Introduzione

Dall'1 luglio entreranno in vigore nuove misure che interesseranno le spedizioni di valore inferiore ai 150 euro provenienti dai Paesi extra Unione europea. La principale novità è l'abolizione della franchigia doganale introdotta nel 1992, che finora consentiva l'ingresso senza dazi dei piccoli pacchi: al suo posto è previsto l’arrivo di nuovi balzelli, che per il nostro Paese però potrebbero essere doppi. Ecco cosa sapere.

Quello che devi sapere

Le tasse in arrivo

Dal 1° luglio scatterà un dazio europeo forfettario di 3 euro per spedizione, primo tassello della riforma delle dogane dell'Ue che sarà completata nel 2028 con il nuovo sistema informatico comune (Data Hub). Al prelievo europeo potrebbe sommarsi anche la tassa italiana da 2 euro prevista dalla Legge di Bilancio e sospesa fino a luglio. Se entrambe entrassero in vigore, il costo aggiuntivo arriverebbe a 5 euro per spedizione, cui si aggiunge l'Iva. Da novembre è inoltre prevista una distinta handling fee europea destinata a coprire i costi amministrativi delle operazioni doganali.

=======

## Elenco attività
(a) Rispondi a queste domande sul testo di partenza, ciascuna su una riga:
(i) In quale anno era stata introdotta la franchigia doganale?
(ii) A quanto ammonta il dazio europeo forfettario per spedizione?
(iii) In quale anno sarà completata la riforma delle dogane dell'Ue?
(b) Riassumi il testo di partenza in due frasi.
(c) Traduci in inglese questa frase del testo di partenza: "Da novembre è inoltre prevista una distinta handling fee europea destinata a coprire i costi amministrativi delle operazioni doganali."
Il materiale proviene da una fonte diversa.

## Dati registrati
=======

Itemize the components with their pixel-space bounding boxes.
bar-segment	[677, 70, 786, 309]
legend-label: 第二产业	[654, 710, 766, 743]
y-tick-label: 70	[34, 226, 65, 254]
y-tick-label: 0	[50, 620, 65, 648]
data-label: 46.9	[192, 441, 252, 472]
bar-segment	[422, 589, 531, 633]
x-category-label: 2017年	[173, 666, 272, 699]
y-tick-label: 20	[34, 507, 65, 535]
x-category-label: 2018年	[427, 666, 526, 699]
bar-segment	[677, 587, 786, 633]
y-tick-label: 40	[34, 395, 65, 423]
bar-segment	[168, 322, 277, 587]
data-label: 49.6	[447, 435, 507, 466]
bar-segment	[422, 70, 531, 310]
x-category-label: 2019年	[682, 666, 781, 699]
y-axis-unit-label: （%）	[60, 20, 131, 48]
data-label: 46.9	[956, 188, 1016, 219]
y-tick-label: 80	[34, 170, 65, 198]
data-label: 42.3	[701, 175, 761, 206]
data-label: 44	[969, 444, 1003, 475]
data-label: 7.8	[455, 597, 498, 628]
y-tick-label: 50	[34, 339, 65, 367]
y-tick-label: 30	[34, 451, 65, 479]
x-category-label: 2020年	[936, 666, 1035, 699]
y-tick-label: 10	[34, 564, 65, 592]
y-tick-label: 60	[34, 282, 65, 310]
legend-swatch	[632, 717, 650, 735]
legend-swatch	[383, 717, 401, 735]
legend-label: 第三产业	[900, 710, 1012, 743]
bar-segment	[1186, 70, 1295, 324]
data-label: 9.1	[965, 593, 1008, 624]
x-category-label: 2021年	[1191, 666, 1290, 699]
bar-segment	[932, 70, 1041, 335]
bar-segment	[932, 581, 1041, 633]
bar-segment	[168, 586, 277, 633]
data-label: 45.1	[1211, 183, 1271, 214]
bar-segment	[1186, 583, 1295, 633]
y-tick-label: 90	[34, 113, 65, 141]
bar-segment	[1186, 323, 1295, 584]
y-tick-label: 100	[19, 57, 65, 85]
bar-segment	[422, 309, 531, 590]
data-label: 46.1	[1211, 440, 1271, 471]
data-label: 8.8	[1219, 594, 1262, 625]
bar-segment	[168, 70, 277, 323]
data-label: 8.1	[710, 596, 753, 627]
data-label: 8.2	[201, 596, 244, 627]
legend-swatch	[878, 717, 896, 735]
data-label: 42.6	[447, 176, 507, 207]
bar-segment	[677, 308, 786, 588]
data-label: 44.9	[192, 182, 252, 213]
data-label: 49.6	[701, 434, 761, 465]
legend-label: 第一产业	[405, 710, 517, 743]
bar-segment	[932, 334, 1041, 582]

=======

## Risposte numerate
(a)
(i) Nel 1992.
(ii) 3 euro.
(iii) Nel 2028.

(b) Dal 1° luglio sarà abolita la franchigia doganale del 1992 per le spedizioni extra Ue di valore inferiore ai 150 euro e scatterà un dazio europeo forfettario di 3 euro per spedizione. A questo potrebbe sommarsi la tassa italiana da 2 euro, più l'Iva, e da novembre è prevista anche una handling fee europea per i costi amministrativi delle operazioni doganali.

(c) From November, a separate European handling fee intended to cover the administrative costs of customs operations is also planned.